● **AIM OF THE TASK**
From the entries provided below, copy each line that contains the word "smoothie".

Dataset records
:::::

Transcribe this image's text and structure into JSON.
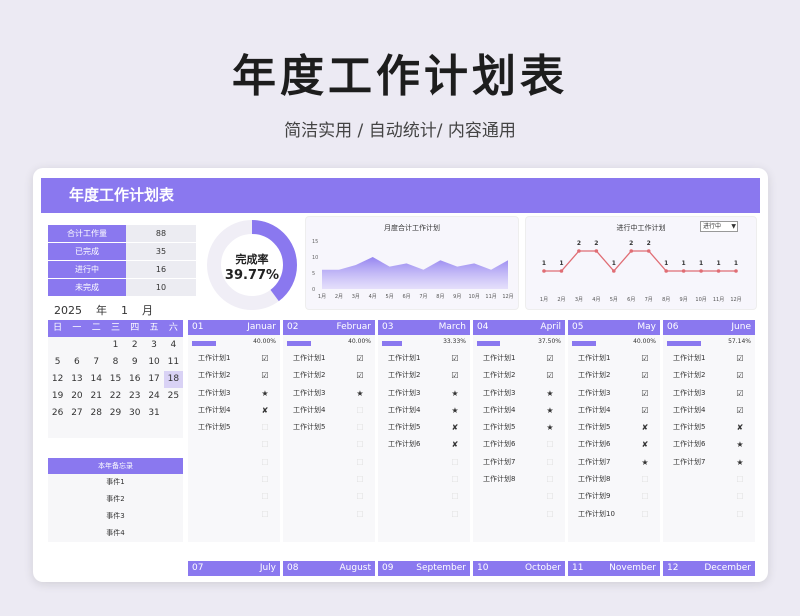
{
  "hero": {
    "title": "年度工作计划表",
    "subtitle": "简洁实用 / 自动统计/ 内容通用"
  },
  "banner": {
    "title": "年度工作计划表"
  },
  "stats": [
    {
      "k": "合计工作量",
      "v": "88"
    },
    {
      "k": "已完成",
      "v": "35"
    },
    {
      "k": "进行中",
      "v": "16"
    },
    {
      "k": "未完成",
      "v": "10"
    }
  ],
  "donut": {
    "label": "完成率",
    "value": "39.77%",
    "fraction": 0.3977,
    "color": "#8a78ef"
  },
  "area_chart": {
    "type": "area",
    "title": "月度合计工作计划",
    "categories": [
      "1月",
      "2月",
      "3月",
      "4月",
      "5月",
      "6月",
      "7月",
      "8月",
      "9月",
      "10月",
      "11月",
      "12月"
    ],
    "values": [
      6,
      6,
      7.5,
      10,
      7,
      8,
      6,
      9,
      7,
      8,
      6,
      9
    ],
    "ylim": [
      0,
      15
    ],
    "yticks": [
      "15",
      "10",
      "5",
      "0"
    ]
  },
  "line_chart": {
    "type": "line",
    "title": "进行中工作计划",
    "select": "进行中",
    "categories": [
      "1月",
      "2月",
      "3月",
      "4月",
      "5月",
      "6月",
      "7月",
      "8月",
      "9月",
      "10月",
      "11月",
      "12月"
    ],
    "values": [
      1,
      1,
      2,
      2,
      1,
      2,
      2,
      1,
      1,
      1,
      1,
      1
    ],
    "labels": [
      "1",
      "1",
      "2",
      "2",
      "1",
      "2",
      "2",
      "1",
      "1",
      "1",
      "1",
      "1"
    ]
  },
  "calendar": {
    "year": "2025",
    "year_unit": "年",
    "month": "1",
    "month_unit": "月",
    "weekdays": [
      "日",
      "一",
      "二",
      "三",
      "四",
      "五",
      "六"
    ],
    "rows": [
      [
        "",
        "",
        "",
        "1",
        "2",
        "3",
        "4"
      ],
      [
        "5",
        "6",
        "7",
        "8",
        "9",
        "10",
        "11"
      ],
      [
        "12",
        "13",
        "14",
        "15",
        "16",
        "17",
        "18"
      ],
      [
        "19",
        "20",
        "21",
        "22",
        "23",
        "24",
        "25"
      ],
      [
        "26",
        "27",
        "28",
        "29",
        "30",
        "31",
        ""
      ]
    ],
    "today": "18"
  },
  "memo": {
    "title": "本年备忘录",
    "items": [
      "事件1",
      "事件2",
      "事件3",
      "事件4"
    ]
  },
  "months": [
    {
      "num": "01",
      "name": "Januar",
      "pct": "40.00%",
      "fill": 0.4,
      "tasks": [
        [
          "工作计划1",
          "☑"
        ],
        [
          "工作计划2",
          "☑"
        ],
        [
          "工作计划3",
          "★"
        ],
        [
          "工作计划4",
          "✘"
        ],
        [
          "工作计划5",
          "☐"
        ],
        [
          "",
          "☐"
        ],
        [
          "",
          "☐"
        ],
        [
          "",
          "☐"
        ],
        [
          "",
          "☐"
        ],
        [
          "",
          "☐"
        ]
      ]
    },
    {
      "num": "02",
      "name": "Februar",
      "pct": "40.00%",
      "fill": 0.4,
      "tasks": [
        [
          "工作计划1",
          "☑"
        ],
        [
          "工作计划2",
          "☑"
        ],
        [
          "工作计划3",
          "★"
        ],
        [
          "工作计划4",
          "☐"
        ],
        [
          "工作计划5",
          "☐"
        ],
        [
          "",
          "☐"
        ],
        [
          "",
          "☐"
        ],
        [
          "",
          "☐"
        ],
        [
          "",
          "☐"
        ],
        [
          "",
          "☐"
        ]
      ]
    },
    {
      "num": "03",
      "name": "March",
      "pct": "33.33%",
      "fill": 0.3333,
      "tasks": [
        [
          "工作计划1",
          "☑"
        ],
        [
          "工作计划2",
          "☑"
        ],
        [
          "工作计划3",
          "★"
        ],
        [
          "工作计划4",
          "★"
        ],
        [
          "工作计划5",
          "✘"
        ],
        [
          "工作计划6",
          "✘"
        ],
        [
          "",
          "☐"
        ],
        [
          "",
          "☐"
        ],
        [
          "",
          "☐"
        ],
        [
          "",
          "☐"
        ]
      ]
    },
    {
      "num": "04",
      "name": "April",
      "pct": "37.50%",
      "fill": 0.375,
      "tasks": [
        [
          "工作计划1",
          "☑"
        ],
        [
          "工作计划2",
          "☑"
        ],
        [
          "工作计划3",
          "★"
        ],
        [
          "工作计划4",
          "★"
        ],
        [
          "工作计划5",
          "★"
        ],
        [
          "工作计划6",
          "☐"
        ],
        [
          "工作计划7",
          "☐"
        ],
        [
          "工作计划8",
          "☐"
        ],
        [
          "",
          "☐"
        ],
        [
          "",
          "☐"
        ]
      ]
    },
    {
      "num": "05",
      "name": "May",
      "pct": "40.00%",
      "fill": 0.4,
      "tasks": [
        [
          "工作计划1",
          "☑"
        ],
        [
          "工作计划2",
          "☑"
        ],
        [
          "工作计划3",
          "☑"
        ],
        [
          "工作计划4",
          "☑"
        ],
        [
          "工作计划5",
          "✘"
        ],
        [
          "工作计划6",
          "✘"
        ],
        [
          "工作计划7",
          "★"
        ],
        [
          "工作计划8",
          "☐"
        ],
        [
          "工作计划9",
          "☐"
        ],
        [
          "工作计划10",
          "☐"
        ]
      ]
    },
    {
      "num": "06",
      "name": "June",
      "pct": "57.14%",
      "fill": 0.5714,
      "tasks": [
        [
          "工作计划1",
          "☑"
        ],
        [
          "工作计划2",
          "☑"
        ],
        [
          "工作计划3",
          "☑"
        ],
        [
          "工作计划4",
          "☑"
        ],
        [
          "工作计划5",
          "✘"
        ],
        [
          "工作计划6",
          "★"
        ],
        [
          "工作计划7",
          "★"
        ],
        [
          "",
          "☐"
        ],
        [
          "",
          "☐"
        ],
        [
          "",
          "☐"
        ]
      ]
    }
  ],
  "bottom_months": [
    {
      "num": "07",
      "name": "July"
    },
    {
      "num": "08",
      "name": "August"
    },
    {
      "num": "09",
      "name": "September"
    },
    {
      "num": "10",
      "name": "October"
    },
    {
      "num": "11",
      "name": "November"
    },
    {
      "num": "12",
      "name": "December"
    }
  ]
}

:::::

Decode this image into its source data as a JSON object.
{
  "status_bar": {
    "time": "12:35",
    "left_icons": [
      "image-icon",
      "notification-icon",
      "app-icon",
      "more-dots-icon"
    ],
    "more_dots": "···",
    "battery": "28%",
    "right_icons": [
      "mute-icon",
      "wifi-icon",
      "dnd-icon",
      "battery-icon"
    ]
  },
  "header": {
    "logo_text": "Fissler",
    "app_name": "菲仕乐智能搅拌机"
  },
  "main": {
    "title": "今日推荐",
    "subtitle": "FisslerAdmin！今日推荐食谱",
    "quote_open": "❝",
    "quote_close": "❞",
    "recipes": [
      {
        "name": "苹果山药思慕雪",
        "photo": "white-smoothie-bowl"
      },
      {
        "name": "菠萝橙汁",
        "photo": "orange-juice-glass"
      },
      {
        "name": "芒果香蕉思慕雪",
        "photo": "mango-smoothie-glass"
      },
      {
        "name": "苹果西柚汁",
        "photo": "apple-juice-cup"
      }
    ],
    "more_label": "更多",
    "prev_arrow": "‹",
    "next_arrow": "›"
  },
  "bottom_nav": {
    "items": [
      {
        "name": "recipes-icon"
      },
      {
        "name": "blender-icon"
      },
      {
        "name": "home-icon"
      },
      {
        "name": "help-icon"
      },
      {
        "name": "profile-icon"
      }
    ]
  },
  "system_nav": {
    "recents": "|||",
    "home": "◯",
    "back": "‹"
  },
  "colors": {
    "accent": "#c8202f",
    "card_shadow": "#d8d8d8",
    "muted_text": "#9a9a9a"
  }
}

:::::

● **ANSWER TO THIS EXERCISE**
        "photo": "white-smoothie-bowl"
        "photo": "mango-smoothie-glass"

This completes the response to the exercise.